--- Start Information provided ---
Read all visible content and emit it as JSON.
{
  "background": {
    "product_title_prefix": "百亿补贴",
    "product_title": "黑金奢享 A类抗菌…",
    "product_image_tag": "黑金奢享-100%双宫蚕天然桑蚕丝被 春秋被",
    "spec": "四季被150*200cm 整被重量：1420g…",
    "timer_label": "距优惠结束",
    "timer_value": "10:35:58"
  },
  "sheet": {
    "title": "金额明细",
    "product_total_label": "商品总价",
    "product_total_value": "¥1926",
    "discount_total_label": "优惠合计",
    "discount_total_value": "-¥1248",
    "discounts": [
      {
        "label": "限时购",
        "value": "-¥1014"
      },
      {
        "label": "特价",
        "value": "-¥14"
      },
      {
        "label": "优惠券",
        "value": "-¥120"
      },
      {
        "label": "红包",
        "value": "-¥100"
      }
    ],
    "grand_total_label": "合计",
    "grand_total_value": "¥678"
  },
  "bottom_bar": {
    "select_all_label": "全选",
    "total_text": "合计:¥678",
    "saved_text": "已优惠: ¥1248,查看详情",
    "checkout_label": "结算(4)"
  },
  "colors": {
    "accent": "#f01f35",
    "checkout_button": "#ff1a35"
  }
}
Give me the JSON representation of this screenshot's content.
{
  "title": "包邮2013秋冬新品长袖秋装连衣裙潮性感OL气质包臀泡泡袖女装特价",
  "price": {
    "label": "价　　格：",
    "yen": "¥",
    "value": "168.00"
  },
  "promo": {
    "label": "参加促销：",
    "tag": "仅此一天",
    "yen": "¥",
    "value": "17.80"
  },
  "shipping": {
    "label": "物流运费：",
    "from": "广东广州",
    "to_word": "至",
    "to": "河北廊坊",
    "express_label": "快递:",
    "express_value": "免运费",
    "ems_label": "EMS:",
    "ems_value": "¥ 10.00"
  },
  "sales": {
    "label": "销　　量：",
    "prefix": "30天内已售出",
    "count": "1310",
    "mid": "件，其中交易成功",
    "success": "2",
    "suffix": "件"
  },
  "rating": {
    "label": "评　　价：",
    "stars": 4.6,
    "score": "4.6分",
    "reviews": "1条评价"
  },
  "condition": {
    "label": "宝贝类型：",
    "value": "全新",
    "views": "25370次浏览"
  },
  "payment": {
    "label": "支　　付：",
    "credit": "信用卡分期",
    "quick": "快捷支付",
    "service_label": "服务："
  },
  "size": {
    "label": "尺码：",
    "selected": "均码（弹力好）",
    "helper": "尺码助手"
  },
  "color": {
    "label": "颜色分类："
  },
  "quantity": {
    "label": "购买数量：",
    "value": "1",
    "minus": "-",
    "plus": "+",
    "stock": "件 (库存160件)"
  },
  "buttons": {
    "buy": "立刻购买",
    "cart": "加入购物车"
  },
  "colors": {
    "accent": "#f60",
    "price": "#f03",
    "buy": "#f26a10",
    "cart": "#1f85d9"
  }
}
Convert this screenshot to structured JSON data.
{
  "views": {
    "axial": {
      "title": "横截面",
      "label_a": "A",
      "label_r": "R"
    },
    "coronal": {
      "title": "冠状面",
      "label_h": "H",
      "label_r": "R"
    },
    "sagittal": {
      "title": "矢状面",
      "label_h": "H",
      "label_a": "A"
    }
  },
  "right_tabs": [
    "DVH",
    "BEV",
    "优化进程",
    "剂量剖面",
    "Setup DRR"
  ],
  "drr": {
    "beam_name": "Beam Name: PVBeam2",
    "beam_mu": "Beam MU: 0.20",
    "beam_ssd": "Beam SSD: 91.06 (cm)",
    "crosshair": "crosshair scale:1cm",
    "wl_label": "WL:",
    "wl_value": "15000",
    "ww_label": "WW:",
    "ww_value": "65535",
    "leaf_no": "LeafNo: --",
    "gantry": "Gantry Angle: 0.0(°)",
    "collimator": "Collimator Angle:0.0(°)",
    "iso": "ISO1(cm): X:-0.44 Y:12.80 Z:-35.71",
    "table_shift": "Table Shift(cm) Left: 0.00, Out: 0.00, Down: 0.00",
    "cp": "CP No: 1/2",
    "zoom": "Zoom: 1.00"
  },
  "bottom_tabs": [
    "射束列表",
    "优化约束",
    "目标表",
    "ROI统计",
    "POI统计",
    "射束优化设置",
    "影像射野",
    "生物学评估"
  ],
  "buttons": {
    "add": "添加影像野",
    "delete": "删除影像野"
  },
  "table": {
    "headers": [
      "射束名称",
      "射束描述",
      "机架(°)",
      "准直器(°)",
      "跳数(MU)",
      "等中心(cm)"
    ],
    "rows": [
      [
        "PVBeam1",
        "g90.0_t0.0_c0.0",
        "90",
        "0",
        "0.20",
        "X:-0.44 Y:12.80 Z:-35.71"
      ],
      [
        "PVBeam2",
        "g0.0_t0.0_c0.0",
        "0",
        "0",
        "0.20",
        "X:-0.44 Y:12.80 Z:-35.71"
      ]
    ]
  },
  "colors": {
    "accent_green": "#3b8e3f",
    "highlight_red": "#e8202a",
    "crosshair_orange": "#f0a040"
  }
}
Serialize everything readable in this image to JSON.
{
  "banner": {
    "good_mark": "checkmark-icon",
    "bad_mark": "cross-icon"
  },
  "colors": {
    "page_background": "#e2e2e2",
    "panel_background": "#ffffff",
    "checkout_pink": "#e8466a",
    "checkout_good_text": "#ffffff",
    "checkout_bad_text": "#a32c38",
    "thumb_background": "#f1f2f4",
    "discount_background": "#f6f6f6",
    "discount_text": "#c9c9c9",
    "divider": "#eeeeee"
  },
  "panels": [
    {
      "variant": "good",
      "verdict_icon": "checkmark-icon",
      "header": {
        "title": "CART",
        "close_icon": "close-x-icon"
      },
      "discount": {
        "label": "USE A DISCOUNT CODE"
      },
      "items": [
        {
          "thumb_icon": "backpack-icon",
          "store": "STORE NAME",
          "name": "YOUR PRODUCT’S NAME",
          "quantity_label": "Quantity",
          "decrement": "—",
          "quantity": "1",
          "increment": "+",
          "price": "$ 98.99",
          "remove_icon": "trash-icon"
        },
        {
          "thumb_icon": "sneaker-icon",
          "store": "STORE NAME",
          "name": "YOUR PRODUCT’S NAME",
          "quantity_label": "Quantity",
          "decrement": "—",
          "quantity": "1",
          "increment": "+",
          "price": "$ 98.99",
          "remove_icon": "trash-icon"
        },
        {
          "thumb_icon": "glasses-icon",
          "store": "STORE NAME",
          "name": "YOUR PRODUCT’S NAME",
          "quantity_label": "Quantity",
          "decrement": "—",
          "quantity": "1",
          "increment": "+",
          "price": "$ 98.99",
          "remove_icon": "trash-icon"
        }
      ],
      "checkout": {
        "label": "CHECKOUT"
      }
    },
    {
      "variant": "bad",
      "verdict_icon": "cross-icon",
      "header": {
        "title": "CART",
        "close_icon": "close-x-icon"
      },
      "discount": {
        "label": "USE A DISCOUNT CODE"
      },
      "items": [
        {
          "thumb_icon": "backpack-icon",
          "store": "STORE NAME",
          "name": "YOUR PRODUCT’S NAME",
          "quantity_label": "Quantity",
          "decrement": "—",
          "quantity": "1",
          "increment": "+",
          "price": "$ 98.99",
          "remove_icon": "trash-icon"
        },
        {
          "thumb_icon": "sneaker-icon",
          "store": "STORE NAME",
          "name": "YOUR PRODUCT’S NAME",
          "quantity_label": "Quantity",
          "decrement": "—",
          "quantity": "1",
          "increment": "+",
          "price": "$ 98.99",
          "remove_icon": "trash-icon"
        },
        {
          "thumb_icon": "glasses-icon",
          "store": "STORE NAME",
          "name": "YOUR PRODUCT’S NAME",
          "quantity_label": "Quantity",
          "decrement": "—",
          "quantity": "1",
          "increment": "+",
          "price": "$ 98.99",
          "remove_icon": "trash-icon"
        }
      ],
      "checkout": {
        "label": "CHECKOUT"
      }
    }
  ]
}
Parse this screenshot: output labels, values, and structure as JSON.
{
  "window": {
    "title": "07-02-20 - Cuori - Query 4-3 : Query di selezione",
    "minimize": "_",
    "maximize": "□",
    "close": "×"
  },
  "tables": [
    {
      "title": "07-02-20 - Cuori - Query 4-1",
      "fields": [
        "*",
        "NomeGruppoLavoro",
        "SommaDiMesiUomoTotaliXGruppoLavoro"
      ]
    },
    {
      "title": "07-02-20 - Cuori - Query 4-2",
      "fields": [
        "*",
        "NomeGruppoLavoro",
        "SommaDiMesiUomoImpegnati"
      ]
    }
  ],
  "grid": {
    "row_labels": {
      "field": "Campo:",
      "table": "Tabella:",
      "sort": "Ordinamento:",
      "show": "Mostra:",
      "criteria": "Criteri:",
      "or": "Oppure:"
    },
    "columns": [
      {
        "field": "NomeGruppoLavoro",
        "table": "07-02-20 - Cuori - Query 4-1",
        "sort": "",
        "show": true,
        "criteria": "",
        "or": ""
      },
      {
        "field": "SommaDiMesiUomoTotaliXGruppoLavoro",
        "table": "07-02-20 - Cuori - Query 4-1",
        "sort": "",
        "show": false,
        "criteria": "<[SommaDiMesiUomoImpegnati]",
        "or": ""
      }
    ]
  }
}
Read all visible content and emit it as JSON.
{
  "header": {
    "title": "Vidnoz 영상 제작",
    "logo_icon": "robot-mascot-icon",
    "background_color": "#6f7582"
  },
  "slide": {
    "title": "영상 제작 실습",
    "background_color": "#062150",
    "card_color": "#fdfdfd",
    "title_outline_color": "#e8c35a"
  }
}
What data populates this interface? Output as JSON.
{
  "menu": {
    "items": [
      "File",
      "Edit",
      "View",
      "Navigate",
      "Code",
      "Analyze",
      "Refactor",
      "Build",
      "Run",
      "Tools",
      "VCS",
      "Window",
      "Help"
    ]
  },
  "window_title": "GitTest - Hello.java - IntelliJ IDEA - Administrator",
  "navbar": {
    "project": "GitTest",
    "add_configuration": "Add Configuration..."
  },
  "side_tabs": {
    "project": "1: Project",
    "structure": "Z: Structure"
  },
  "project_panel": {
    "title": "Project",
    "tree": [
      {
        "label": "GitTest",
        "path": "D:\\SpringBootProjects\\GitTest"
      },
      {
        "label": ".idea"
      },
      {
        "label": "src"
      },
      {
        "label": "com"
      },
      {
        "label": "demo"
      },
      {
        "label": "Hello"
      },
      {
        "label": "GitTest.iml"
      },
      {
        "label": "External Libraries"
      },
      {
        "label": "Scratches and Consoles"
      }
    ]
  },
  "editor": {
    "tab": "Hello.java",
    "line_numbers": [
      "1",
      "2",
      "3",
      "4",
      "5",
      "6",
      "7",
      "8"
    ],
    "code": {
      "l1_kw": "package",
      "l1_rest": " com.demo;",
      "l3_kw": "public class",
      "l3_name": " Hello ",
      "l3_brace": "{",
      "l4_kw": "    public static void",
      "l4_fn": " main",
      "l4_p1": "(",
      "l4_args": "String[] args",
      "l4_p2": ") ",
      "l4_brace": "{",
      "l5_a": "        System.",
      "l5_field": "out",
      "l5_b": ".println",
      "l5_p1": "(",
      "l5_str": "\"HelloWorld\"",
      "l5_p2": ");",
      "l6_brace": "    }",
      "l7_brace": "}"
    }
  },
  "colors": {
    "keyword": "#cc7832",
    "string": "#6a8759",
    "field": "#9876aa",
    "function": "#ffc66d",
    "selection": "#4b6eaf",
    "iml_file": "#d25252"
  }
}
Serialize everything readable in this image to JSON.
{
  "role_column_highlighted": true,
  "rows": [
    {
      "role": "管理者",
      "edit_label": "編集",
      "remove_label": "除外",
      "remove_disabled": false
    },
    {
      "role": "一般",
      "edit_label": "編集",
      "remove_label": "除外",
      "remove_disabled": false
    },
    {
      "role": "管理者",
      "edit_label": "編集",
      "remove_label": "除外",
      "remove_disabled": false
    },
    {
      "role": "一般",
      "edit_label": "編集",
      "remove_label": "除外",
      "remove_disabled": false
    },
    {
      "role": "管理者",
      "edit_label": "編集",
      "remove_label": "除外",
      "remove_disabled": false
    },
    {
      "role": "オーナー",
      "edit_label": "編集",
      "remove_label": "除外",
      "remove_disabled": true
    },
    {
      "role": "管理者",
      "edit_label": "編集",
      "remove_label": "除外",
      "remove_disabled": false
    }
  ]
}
--- End Information provided ---
■ **Task goal**
Return all lines with the word "this" in them.

■ **Exercise answer**
Give me the JSON representation of this screenshot's content.
Convert this screenshot to structured JSON data.
Serialize everything readable in this image to JSON.
Parse this screenshot: output labels, values, and structure as JSON.
What data populates this interface? Output as JSON.
Serialize everything readable in this image to JSON.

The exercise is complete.